Write out all entries word for word.

########################################

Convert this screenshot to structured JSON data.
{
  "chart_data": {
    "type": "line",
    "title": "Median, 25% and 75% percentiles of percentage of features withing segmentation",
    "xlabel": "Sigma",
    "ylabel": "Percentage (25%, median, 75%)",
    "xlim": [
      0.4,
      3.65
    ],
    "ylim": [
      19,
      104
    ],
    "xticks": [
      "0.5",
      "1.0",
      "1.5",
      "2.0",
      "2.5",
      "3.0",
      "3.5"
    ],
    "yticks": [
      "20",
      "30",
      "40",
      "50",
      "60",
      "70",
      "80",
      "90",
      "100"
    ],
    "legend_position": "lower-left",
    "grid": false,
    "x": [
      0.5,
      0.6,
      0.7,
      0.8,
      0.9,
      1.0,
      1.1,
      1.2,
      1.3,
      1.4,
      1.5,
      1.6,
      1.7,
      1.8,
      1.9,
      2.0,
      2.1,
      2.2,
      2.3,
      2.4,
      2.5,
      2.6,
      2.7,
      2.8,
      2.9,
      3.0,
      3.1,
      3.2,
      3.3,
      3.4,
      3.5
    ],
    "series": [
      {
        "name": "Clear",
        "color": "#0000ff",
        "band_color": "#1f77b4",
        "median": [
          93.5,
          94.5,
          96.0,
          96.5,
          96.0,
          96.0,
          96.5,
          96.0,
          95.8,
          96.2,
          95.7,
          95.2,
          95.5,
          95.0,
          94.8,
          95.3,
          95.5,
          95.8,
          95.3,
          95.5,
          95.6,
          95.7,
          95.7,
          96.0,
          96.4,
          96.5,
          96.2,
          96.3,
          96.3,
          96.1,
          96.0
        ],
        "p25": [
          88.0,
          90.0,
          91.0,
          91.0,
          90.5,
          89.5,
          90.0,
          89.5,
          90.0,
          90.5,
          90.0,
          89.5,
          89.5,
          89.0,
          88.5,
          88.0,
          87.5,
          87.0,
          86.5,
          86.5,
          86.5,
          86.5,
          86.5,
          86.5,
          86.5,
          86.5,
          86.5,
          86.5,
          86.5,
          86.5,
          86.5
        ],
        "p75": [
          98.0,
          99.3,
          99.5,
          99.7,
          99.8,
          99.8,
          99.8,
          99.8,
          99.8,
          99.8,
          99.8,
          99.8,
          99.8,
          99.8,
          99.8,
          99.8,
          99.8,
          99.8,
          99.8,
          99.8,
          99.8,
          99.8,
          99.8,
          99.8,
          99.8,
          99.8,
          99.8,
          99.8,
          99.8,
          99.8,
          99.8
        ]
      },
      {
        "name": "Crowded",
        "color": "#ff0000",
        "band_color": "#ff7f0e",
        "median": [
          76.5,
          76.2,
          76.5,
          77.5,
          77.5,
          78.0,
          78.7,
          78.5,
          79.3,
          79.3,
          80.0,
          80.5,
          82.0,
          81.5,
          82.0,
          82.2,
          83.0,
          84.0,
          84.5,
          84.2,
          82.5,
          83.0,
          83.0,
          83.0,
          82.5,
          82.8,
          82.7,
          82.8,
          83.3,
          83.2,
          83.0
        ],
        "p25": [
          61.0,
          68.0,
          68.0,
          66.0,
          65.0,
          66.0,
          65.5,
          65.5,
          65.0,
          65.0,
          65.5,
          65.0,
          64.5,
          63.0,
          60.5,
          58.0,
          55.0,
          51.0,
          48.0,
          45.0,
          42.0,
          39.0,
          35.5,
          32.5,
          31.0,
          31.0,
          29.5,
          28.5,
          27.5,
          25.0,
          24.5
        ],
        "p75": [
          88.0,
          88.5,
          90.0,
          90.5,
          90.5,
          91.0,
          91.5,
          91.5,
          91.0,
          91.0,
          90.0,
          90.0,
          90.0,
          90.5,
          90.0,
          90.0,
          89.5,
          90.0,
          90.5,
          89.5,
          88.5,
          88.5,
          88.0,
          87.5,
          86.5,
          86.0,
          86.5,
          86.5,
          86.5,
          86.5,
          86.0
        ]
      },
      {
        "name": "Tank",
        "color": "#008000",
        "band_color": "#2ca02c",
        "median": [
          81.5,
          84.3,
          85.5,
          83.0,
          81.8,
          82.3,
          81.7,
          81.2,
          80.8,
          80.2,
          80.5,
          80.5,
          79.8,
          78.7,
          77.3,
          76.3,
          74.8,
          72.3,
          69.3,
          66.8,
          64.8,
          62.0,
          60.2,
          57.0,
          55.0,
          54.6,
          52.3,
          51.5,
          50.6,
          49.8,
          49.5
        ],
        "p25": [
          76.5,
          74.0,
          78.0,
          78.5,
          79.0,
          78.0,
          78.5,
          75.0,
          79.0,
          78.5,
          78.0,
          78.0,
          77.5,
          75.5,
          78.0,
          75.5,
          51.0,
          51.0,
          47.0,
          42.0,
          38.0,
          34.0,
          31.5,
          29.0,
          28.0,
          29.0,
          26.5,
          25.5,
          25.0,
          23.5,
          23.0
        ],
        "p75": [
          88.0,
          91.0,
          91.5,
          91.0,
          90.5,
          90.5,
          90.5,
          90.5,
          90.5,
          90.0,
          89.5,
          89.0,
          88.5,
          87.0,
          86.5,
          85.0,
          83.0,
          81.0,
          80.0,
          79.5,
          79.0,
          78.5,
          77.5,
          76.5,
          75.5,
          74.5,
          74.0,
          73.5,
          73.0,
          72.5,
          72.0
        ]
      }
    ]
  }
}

########################################

■ **Completed exercise**:
Convert this screenshot to structured JSON data.
{
  "chart_data": {
    "type": "line",
    "title": "Median, 25% and 75% percentiles of percentage of features withing segmentation",
    "xlabel": "Sigma",
    "ylabel": "Percentage (25%, median, 75%)",
    "xlim": [
      0.4,
      3.65
    ],
    "ylim": [
      19,
      104
    ],
    "xticks": [
      "0.5",
      "1.0",
      "1.5",
      "2.0",
      "2.5",
      "3.0",
      "3.5"
    ],
    "yticks": [
      "20",
      "30",
      "40",
      "50",
      "60",
      "70",
      "80",
      "90",
      "100"
    ],
    "legend_position": "lower-left",
    "grid": false,
    "x": [
      0.5,
      0.6,
      0.7,
      0.8,
      0.9,
      1.0,
      1.1,
      1.2,
      1.3,
      1.4,
      1.5,
      1.6,
      1.7,
      1.8,
      1.9,
      2.0,
      2.1,
      2.2,
      2.3,
      2.4,
      2.5,
      2.6,
      2.7,
      2.8,
      2.9,
      3.0,
      3.1,
      3.2,
      3.3,
      3.4,
      3.5
    ],
    "series": [
      {
        "name": "Clear",
        "color": "#0000ff",
        "band_color": "#1f77b4",
        "median": [
          93.5,
          94.5,
          96.0,
          96.5,
          96.0,
          96.0,
          96.5,
          96.0,
          95.8,
          96.2,
          95.7,
          95.2,
          95.5,
          95.0,
          94.8,
          95.3,
          95.5,
          95.8,
          95.3,
          95.5,
          95.6,
          95.7,
          95.7,
          96.0,
          96.4,
          96.5,
          96.2,
          96.3,
          96.3,
          96.1,
          96.0
        ],
        "p25": [
          88.0,
          90.0,
          91.0,
          91.0,
          90.5,
          89.5,
          90.0,
          89.5,
          90.0,
          90.5,
          90.0,
          89.5,
          89.5,
          89.0,
          88.5,
          88.0,
          87.5,
          87.0,
          86.5,
          86.5,
          86.5,
          86.5,
          86.5,
          86.5,
          86.5,
          86.5,
          86.5,
          86.5,
          86.5,
          86.5,
          86.5
        ],
        "p75": [
          98.0,
          99.3,
          99.5,
          99.7,
          99.8,
          99.8,
          99.8,
          99.8,
          99.8,
          99.8,
          99.8,
          99.8,
          99.8,
          99.8,
          99.8,
          99.8,
          99.8,
          99.8,
          99.8,
          99.8,
          99.8,
          99.8,
          99.8,
          99.8,
          99.8,
          99.8,
          99.8,
          99.8,
          99.8,
          99.8,
          99.8
        ]
      },
      {
        "name": "Crowded",
        "color": "#ff0000",
        "band_color": "#ff7f0e",
        "median": [
          76.5,
          76.2,
          76.5,
          77.5,
          77.5,
          78.0,
          78.7,
          78.5,
          79.3,
          79.3,
          80.0,
          80.5,
          82.0,
          81.5,
          82.0,
          82.2,
          83.0,
          84.0,
          84.5,
          84.2,
          82.5,
          83.0,
          83.0,
          83.0,
          82.5,
          82.8,
          82.7,
          82.8,
          83.3,
          83.2,
          83.0
        ],
        "p25": [
          61.0,
          68.0,
          68.0,
          66.0,
          65.0,
          66.0,
          65.5,
          65.5,
          65.0,
          65.0,
          65.5,
          65.0,
          64.5,
          63.0,
          60.5,
          58.0,
          55.0,
          51.0,
          48.0,
          45.0,
          42.0,
          39.0,
          35.5,
          32.5,
          31.0,
          31.0,
          29.5,
          28.5,
          27.5,
          25.0,
          24.5
        ],
        "p75": [
          88.0,
          88.5,
          90.0,
          90.5,
          90.5,
          91.0,
          91.5,
          91.5,
          91.0,
          91.0,
          90.0,
          90.0,
          90.0,
          90.5,
          90.0,
          90.0,
          89.5,
          90.0,
          90.5,
          89.5,
          88.5,
          88.5,
          88.0,
          87.5,
          86.5,
          86.0,
          86.5,
          86.5,
          86.5,
          86.5,
          86.0
        ]
      },
      {
        "name": "Tank",
        "color": "#008000",
        "band_color": "#2ca02c",
        "median": [
          81.5,
          84.3,
          85.5,
          83.0,
          81.8,
          82.3,
          81.7,
          81.2,
          80.8,
          80.2,
          80.5,
          80.5,
          79.8,
          78.7,
          77.3,
          76.3,
          74.8,
          72.3,
          69.3,
          66.8,
          64.8,
          62.0,
          60.2,
          57.0,
          55.0,
          54.6,
          52.3,
          51.5,
          50.6,
          49.8,
          49.5
        ],
        "p25": [
          76.5,
          74.0,
          78.0,
          78.5,
          79.0,
          78.0,
          78.5,
          75.0,
          79.0,
          78.5,
          78.0,
          78.0,
          77.5,
          75.5,
          78.0,
          75.5,
          51.0,
          51.0,
          47.0,
          42.0,
          38.0,
          34.0,
          31.5,
          29.0,
          28.0,
          29.0,
          26.5,
          25.5,
          25.0,
          23.5,
          23.0
        ],
        "p75": [
          88.0,
          91.0,
          91.5,
          91.0,
          90.5,
          90.5,
          90.5,
          90.5,
          90.5,
          90.0,
          89.5,
          89.0,
          88.5,
          87.0,
          86.5,
          85.0,
          83.0,
          81.0,
          80.0,
          79.5,
          79.0,
          78.5,
          77.5,
          76.5,
          75.5,
          74.5,
          74.0,
          73.5,
          73.0,
          72.5,
          72.0
        ]
      }
    ]
  }
}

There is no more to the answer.